* DATA EXTRACT
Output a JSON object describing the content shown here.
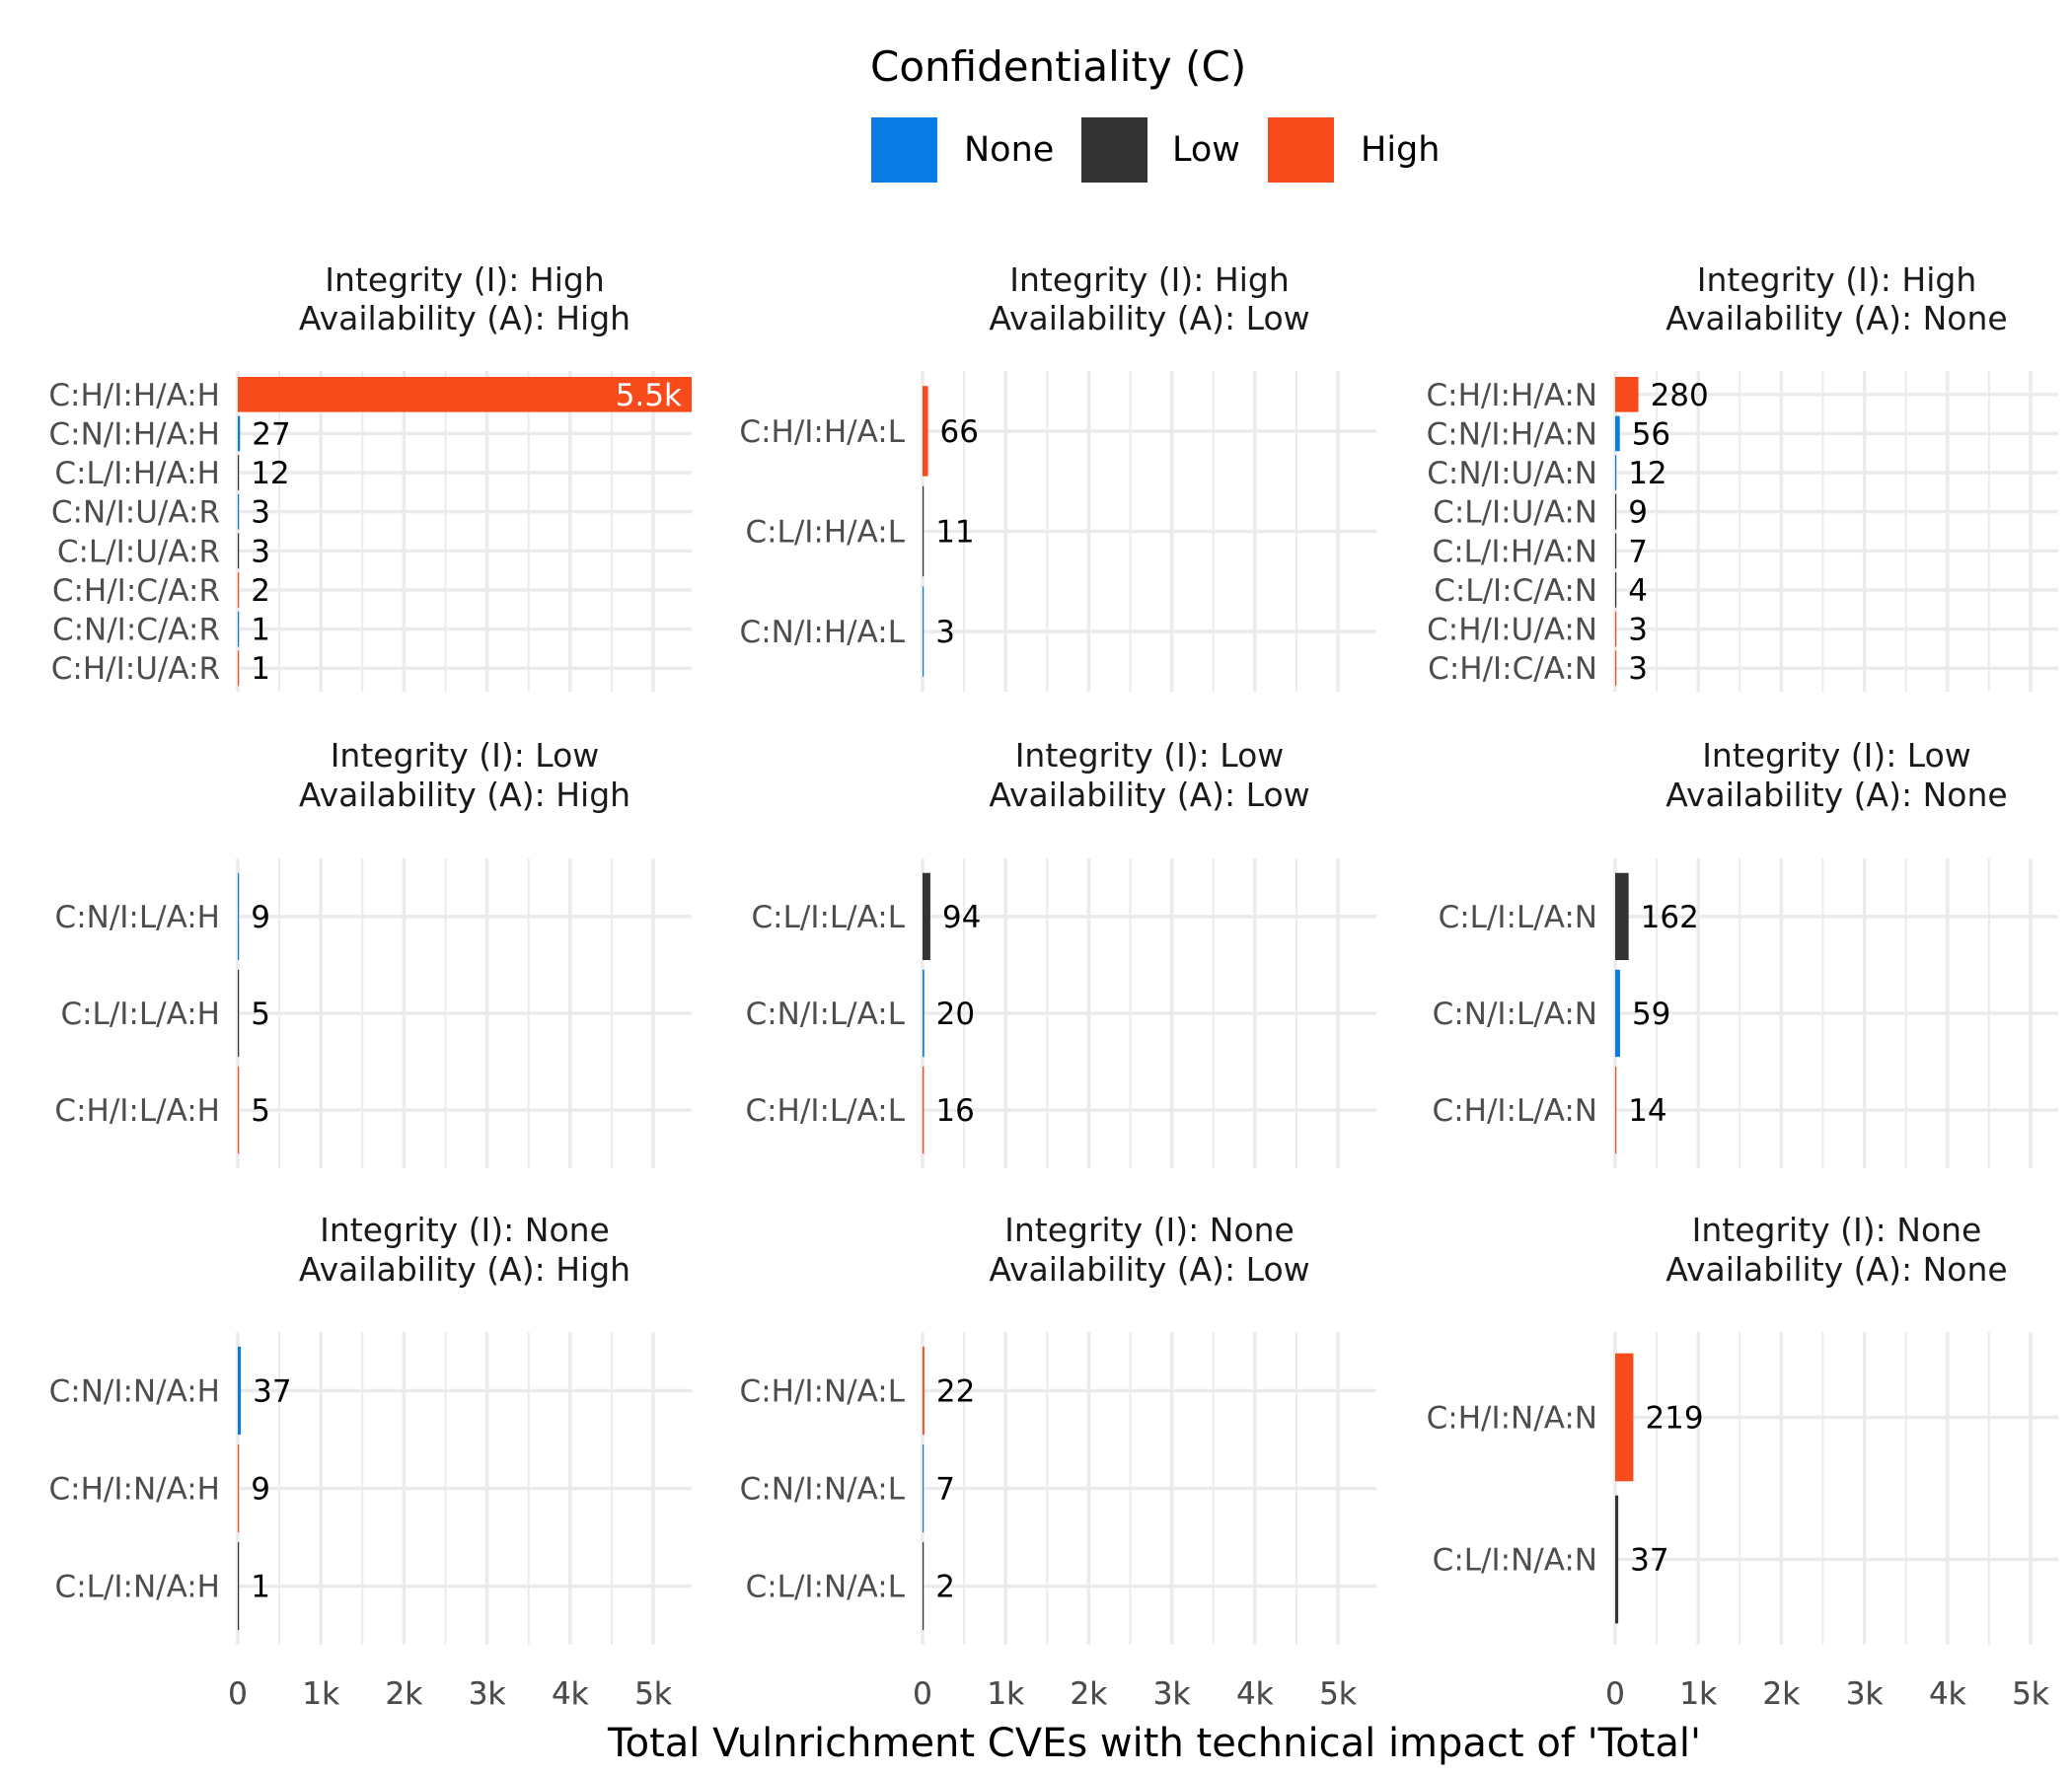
{
  "chart_data": {
    "type": "bar",
    "orientation": "horizontal",
    "facet_layout": "3x3 grid",
    "xlabel": "Total Vulnrichment CVEs with technical impact of 'Total'",
    "ylabel": "",
    "xlim": [
      0,
      5500
    ],
    "x_ticks": [
      0,
      1000,
      2000,
      3000,
      4000,
      5000
    ],
    "x_tick_labels": [
      "0",
      "1k",
      "2k",
      "3k",
      "4k",
      "5k"
    ],
    "grid": true,
    "legend": {
      "title": "Confidentiality (C)",
      "placement": "top-center",
      "entries": [
        {
          "key": "N",
          "label": "None",
          "color": "#0a7be4"
        },
        {
          "key": "L",
          "label": "Low",
          "color": "#333333"
        },
        {
          "key": "H",
          "label": "High",
          "color": "#f84b1b"
        }
      ]
    },
    "panels": [
      {
        "strip": [
          "Integrity (I): High",
          "Availability (A): High"
        ],
        "bars": [
          {
            "category": "C:H/I:H/A:H",
            "value": 5500,
            "label": "5.5k",
            "conf": "H",
            "label_inside": true
          },
          {
            "category": "C:N/I:H/A:H",
            "value": 27,
            "label": "27",
            "conf": "N"
          },
          {
            "category": "C:L/I:H/A:H",
            "value": 12,
            "label": "12",
            "conf": "L"
          },
          {
            "category": "C:N/I:U/A:R",
            "value": 3,
            "label": "3",
            "conf": "N"
          },
          {
            "category": "C:L/I:U/A:R",
            "value": 3,
            "label": "3",
            "conf": "L"
          },
          {
            "category": "C:H/I:C/A:R",
            "value": 2,
            "label": "2",
            "conf": "H"
          },
          {
            "category": "C:N/I:C/A:R",
            "value": 1,
            "label": "1",
            "conf": "N"
          },
          {
            "category": "C:H/I:U/A:R",
            "value": 1,
            "label": "1",
            "conf": "H"
          }
        ]
      },
      {
        "strip": [
          "Integrity (I): High",
          "Availability (A): Low"
        ],
        "bars": [
          {
            "category": "C:H/I:H/A:L",
            "value": 66,
            "label": "66",
            "conf": "H"
          },
          {
            "category": "C:L/I:H/A:L",
            "value": 11,
            "label": "11",
            "conf": "L"
          },
          {
            "category": "C:N/I:H/A:L",
            "value": 3,
            "label": "3",
            "conf": "N"
          }
        ]
      },
      {
        "strip": [
          "Integrity (I): High",
          "Availability (A): None"
        ],
        "bars": [
          {
            "category": "C:H/I:H/A:N",
            "value": 280,
            "label": "280",
            "conf": "H"
          },
          {
            "category": "C:N/I:H/A:N",
            "value": 56,
            "label": "56",
            "conf": "N"
          },
          {
            "category": "C:N/I:U/A:N",
            "value": 12,
            "label": "12",
            "conf": "N"
          },
          {
            "category": "C:L/I:U/A:N",
            "value": 9,
            "label": "9",
            "conf": "L"
          },
          {
            "category": "C:L/I:H/A:N",
            "value": 7,
            "label": "7",
            "conf": "L"
          },
          {
            "category": "C:L/I:C/A:N",
            "value": 4,
            "label": "4",
            "conf": "L"
          },
          {
            "category": "C:H/I:U/A:N",
            "value": 3,
            "label": "3",
            "conf": "H"
          },
          {
            "category": "C:H/I:C/A:N",
            "value": 3,
            "label": "3",
            "conf": "H"
          }
        ]
      },
      {
        "strip": [
          "Integrity (I): Low",
          "Availability (A): High"
        ],
        "bars": [
          {
            "category": "C:N/I:L/A:H",
            "value": 9,
            "label": "9",
            "conf": "N"
          },
          {
            "category": "C:L/I:L/A:H",
            "value": 5,
            "label": "5",
            "conf": "L"
          },
          {
            "category": "C:H/I:L/A:H",
            "value": 5,
            "label": "5",
            "conf": "H"
          }
        ]
      },
      {
        "strip": [
          "Integrity (I): Low",
          "Availability (A): Low"
        ],
        "bars": [
          {
            "category": "C:L/I:L/A:L",
            "value": 94,
            "label": "94",
            "conf": "L"
          },
          {
            "category": "C:N/I:L/A:L",
            "value": 20,
            "label": "20",
            "conf": "N"
          },
          {
            "category": "C:H/I:L/A:L",
            "value": 16,
            "label": "16",
            "conf": "H"
          }
        ]
      },
      {
        "strip": [
          "Integrity (I): Low",
          "Availability (A): None"
        ],
        "bars": [
          {
            "category": "C:L/I:L/A:N",
            "value": 162,
            "label": "162",
            "conf": "L"
          },
          {
            "category": "C:N/I:L/A:N",
            "value": 59,
            "label": "59",
            "conf": "N"
          },
          {
            "category": "C:H/I:L/A:N",
            "value": 14,
            "label": "14",
            "conf": "H"
          }
        ]
      },
      {
        "strip": [
          "Integrity (I): None",
          "Availability (A): High"
        ],
        "bars": [
          {
            "category": "C:N/I:N/A:H",
            "value": 37,
            "label": "37",
            "conf": "N"
          },
          {
            "category": "C:H/I:N/A:H",
            "value": 9,
            "label": "9",
            "conf": "H"
          },
          {
            "category": "C:L/I:N/A:H",
            "value": 1,
            "label": "1",
            "conf": "L"
          }
        ]
      },
      {
        "strip": [
          "Integrity (I): None",
          "Availability (A): Low"
        ],
        "bars": [
          {
            "category": "C:H/I:N/A:L",
            "value": 22,
            "label": "22",
            "conf": "H"
          },
          {
            "category": "C:N/I:N/A:L",
            "value": 7,
            "label": "7",
            "conf": "N"
          },
          {
            "category": "C:L/I:N/A:L",
            "value": 2,
            "label": "2",
            "conf": "L"
          }
        ]
      },
      {
        "strip": [
          "Integrity (I): None",
          "Availability (A): None"
        ],
        "bars": [
          {
            "category": "C:H/I:N/A:N",
            "value": 219,
            "label": "219",
            "conf": "H"
          },
          {
            "category": "C:L/I:N/A:N",
            "value": 37,
            "label": "37",
            "conf": "L"
          }
        ]
      }
    ]
  }
}
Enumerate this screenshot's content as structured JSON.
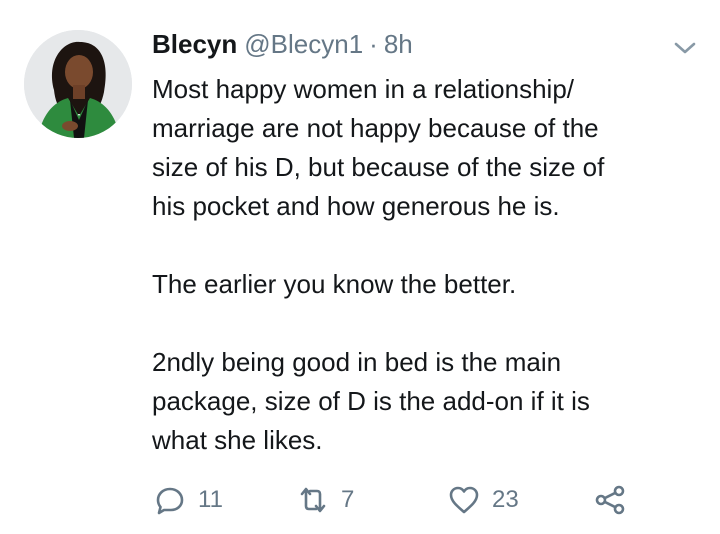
{
  "tweet": {
    "author_name": "Blecyn",
    "author_handle": "@Blecyn1",
    "separator": "·",
    "time": "8h",
    "paragraphs": [
      "Most happy women in a relationship/\nmarriage are not happy because of the\nsize of his D, but because of the size of\nhis pocket and how generous he is.",
      "The earlier you know the better.",
      "2ndly being good in bed is the main\npackage, size of D is the add-on if it is\nwhat she likes."
    ],
    "actions": {
      "reply_count": "11",
      "retweet_count": "7",
      "like_count": "23"
    }
  },
  "colors": {
    "text": "#14171a",
    "secondary": "#657786",
    "avatar_jacket": "#2e8b3e"
  },
  "icons": [
    "chevron-down-icon",
    "reply-icon",
    "retweet-icon",
    "like-icon",
    "share-icon"
  ]
}
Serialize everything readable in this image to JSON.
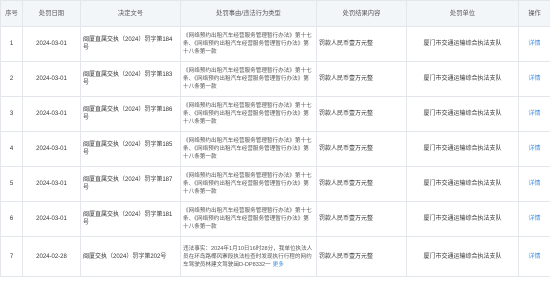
{
  "table": {
    "headers": [
      "序号",
      "处罚日期",
      "决定文号",
      "处罚事由/违法行为类型",
      "处罚结果内容",
      "处罚单位",
      "操作"
    ],
    "rows": [
      {
        "idx": "1",
        "date": "2024-03-01",
        "doc": "闽厦直属交执（2024）罚字第184号",
        "reason": "《网络预约出租汽车经营服务管理暂行办法》第十七条、《网络预约出租汽车经营服务管理暂行办法》第十八条第一款",
        "result": "罚款人民币壹万元整",
        "unit": "厦门市交通运输综合执法支队",
        "action": "详情"
      },
      {
        "idx": "2",
        "date": "2024-03-01",
        "doc": "闽厦直属交执（2024）罚字第183号",
        "reason": "《网络预约出租汽车经营服务管理暂行办法》第十七条、《网络预约出租汽车经营服务管理暂行办法》第十八条第一款",
        "result": "罚款人民币壹万元整",
        "unit": "厦门市交通运输综合执法支队",
        "action": "详情"
      },
      {
        "idx": "3",
        "date": "2024-03-01",
        "doc": "闽厦直属交执（2024）罚字第186号",
        "reason": "《网络预约出租汽车经营服务管理暂行办法》第十七条、《网络预约出租汽车经营服务管理暂行办法》第十八条第一款",
        "result": "罚款人民币壹万元整",
        "unit": "厦门市交通运输综合执法支队",
        "action": "详情"
      },
      {
        "idx": "4",
        "date": "2024-03-01",
        "doc": "闽厦直属交执（2024）罚字第185号",
        "reason": "《网络预约出租汽车经营服务管理暂行办法》第十七条、《网络预约出租汽车经营服务管理暂行办法》第十八条第一款",
        "result": "罚款人民币壹万元整",
        "unit": "厦门市交通运输综合执法支队",
        "action": "详情"
      },
      {
        "idx": "5",
        "date": "2024-03-01",
        "doc": "闽厦直属交执（2024）罚字第187号",
        "reason": "《网络预约出租汽车经营服务管理暂行办法》第十七条、《网络预约出租汽车经营服务管理暂行办法》第十八条第一款",
        "result": "罚款人民币壹万元整",
        "unit": "厦门市交通运输综合执法支队",
        "action": "详情"
      },
      {
        "idx": "6",
        "date": "2024-03-01",
        "doc": "闽厦直属交执（2024）罚字第181号",
        "reason": "《网络预约出租汽车经营服务管理暂行办法》第十七条、《网络预约出租汽车经营服务管理暂行办法》第十八条第一款",
        "result": "罚款人民币壹万元整",
        "unit": "厦门市交通运输综合执法支队",
        "action": "详情"
      },
      {
        "idx": "7",
        "date": "2024-02-28",
        "doc": "闽厦交执（2024）罚字第202号",
        "reason": "违法事实：2024年1月10日16时28分，我单位执法人员在环岛路椰风寨段执法检查时发现执行行程的网约车驾驶员林建文驾驶闽D-DP8332一",
        "more": "更多",
        "result": "罚款人民币壹万元整",
        "unit": "厦门市交通运输综合执法支队",
        "action": "详情"
      }
    ]
  }
}
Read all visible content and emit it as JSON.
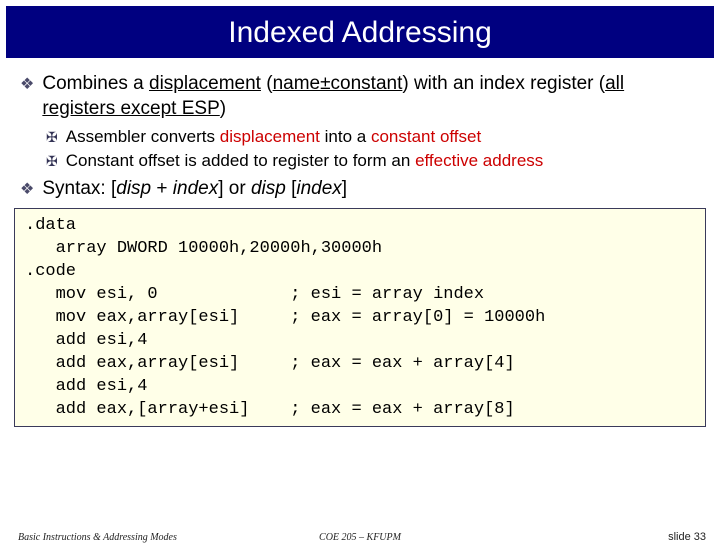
{
  "title": "Indexed Addressing",
  "bullets": [
    {
      "prefix": "Combines a ",
      "disp": "displacement",
      "paren": " (",
      "nameconst": "name±constant",
      "afterparen": ") with an index register (",
      "regs": "all registers except ESP",
      "close": ")",
      "subs": [
        {
          "t1": "Assembler converts ",
          "t2": "displacement",
          "t3": " into a ",
          "t4": "constant offset"
        },
        {
          "t1": "Constant offset is added to register to form an ",
          "t2": "effective address",
          "t3": "",
          "t4": ""
        }
      ]
    },
    {
      "plain1": "Syntax: [",
      "it1": "disp",
      "plain2": " + ",
      "it2": "index",
      "plain3": "] or ",
      "it3": "disp",
      "plain4": " [",
      "it4": "index",
      "plain5": "]"
    }
  ],
  "code": ".data\n   array DWORD 10000h,20000h,30000h\n.code\n   mov esi, 0             ; esi = array index\n   mov eax,array[esi]     ; eax = array[0] = 10000h\n   add esi,4\n   add eax,array[esi]     ; eax = eax + array[4]\n   add esi,4\n   add eax,[array+esi]    ; eax = eax + array[8]",
  "footer": {
    "left": "Basic Instructions & Addressing Modes",
    "center": "COE 205 – KFUPM",
    "right": "slide 33"
  }
}
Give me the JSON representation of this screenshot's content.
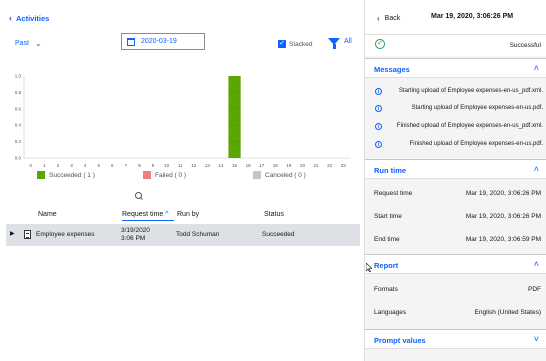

* DIRECTIONS FOR THIS TASK
Write out word for word every line from the line with "Read all visible content and emit it as JSON." through the final line of the records, both included, skipping the pictures.

* SOLUTION
Read all visible content and emit it as JSON.
{
  "title": "Indexed Addressing",
  "bullets": [
    {
      "prefix": "Combines a ",
      "disp": "displacement",
      "paren": " (",
      "nameconst": "name±constant",
      "afterparen": ") with an index register (",
      "regs": "all registers except ESP",
      "close": ")",
      "subs": [
        {
          "t1": "Assembler converts ",
          "t2": "displacement",
          "t3": " into a ",
          "t4": "constant offset"
        },
        {
          "t1": "Constant offset is added to register to form an ",
          "t2": "effective address",
          "t3": "",
          "t4": ""
        }
      ]
    },
    {
      "plain1": "Syntax: [",
      "it1": "disp",
      "plain2": " + ",
      "it2": "index",
      "plain3": "] or ",
      "it3": "disp",
      "plain4": " [",
      "it4": "index",
      "plain5": "]"
    }
  ],
  "code": ".data\n   array DWORD 10000h,20000h,30000h\n.code\n   mov esi, 0             ; esi = array index\n   mov eax,array[esi]     ; eax = array[0] = 10000h\n   add esi,4\n   add eax,array[esi]     ; eax = eax + array[4]\n   add esi,4\n   add eax,[array+esi]    ; eax = eax + array[8]",
  "footer": {
    "left": "Basic Instructions & Addressing Modes",
    "center": "COE 205 – KFUPM",
    "right": "slide 33"
  }
}
Give me the JSON representation of this screenshot's content.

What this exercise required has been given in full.